■ **Work to complete**:
1. Answer each question about the forum thread on random numbers, one per line: (a) For the best statistical randomness, what value size does the thread say is usually best? (b) In what year did Emil Menzel leave the U of M? (c) How many sequences of random values does the powerBasic generator have?
2. Write the next part of the forum thread on the powerBasic random number generator, picking up after its final post.

■ **Provided text**:
☆ ☆ ☆ ☆ ☆ ☆ ☆

I was using RANDOMIZE for each set of 1000 RNDs, 10000 in all. Since I was calling RND 'only' 10 million times which is much less than 2^32 (over 4000 million) I removed RANDOMIZE except for its use initially. The results 'tightened' up. Old habits die hard - a lot of what we do isn't needed nowadays and harps back to the old 8 bit days when we had no speed, RAM and much besides.

IP: Logged

Emil Menzel
Member
posted February 04, 2007 10:36 AM     Click Here to See the Profile for Emil Menzel     Edit/Delete Message   Reply w/Quote
>>a lot of what we do isn't needed nowadays and harps back to the
old 8 bit days when we had no speed, RAM and much besides.

Very true of statistics in general. The statistical methods & tabled
values of probabilities that R.A. Fisher and his students put forth in the
1930's are archaic in the light of what can be done by way of computing
and Monte Carlo methods with a PC as compared with an abacus or a slide
rule.

But that reminds me: In Ann Arbor, Michigan in the early 1950's there
used to be a yearly contest between the campus main computer and
one or more Asian students on an abacus. The last time I heard the abacus
was still winning. But then I left the U of M in 1952.

------------------

IP: Logged

John Gleason
Member
posted February 04, 2007 01:58 PM     Click Here to See the Profile for John Gleason     Edit/Delete Message   Reply w/Quote
This may help explaining some of the results you are seeing, or
questions about the powerBasic pseudo random number generator.

1) The powerBasic prng produces 2^32 or 4GB of random "values."
The size of each value can be up to an EXT in size, but for best
statistical randomness (Diehard, etc.) it's usually best to use
the BYTE size.

2) There is one sequence only of 4GB of random values. Various seed
numbers place you at different starting points in this sequence, and the
exact same starting point can be duplicated by many different seeds.

3) Sequences from a given starting point can overlap other sequences
from a different starting point significantly, and even nearly in
their entirety, even tho their seeds may not seem to be related,
eg. 1,2,3,4,5,6,7,8,9,10 overlaps 3,4,5,6,7,8,9,10,11,12,13

4) From any seed, after 4GB of values, you will repeat those values
exactly again. Since there is one sequence only of random values,
whatever seed is given will produce the same 4GB of values, just shifted
by a maximum of 2GB. In effect, all seeds produce sequences that
will overlap each other after a maximum of 2GB of values.

5) It follows that if you exceed 4GB of random values, simply
re-seeding the generator will not give you new random values.
Rather, it will repeat a portion of the sequence you have already
generated. If you re-seed before you reach 4GB of values, you risk
repeating part of your sequence even sooner.

[This message has been edited by John Gleason (edited February 04, 2007).]

IP: Logged

Emil Menzel
Member
posted February 04, 2007 06:59 PM     Click Here to See the Profile for Emil Menzel     Edit/Delete Message   Reply w/Quote
John:
Thank you for the list. Do you have a reference for it?

A feasible procedure for avoiding potential problems (assuming that
one really needs more than 4 billion random numbers) would, I presume,
be to switch to different RNGs periodically. Or are there problems
with that too?

☆ ☆ ☆ ☆ ☆ ☆ ☆

■ **Data extract**:

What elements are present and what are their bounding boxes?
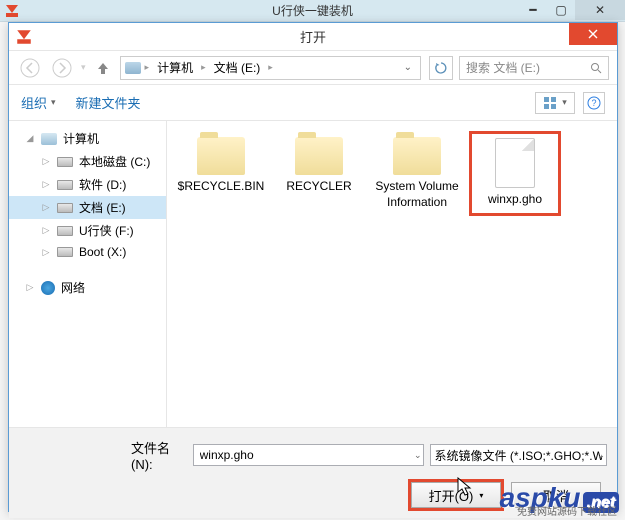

☆ ☆ ☆ ☆ ☆ ☆ ☆

■ **Task answers**:
1.
(a) The BYTE size
(b) 1952
(c) One sequence only

2.
Charles:
I like the strategy James used (a few pages back) to circumvent
problems about PB's random number generator and get back to the more
basic math problem. I had asked what is the best estimate of
Pi one could get with PB, and my method was based on the ratio of two
long integers. Obviously, this population of numbers is not
infinitely large and no number was infinitely accurate in
precision. All possible outcomes could readily be enumerated --
which (at least for my problem) rendered data sampling
irrelevant & unnecessary.

By the same token, all possible values of TIMER could also be enumerated.
For the problem of the mean and for the problem of the shape of the
frequency distribution, the precise sequence in which the RNDs occur is
of no significance. Therefore both of these problems can be simplified considerably.

That reminds me of a simple program I wrote a couple of years ago
to demonstrate the influence of the precision of one's random numbers
on the precision of one's estimates of means, sd's and pi. The user is
given a choice of integer data or precision to 1,2,...18 decimals.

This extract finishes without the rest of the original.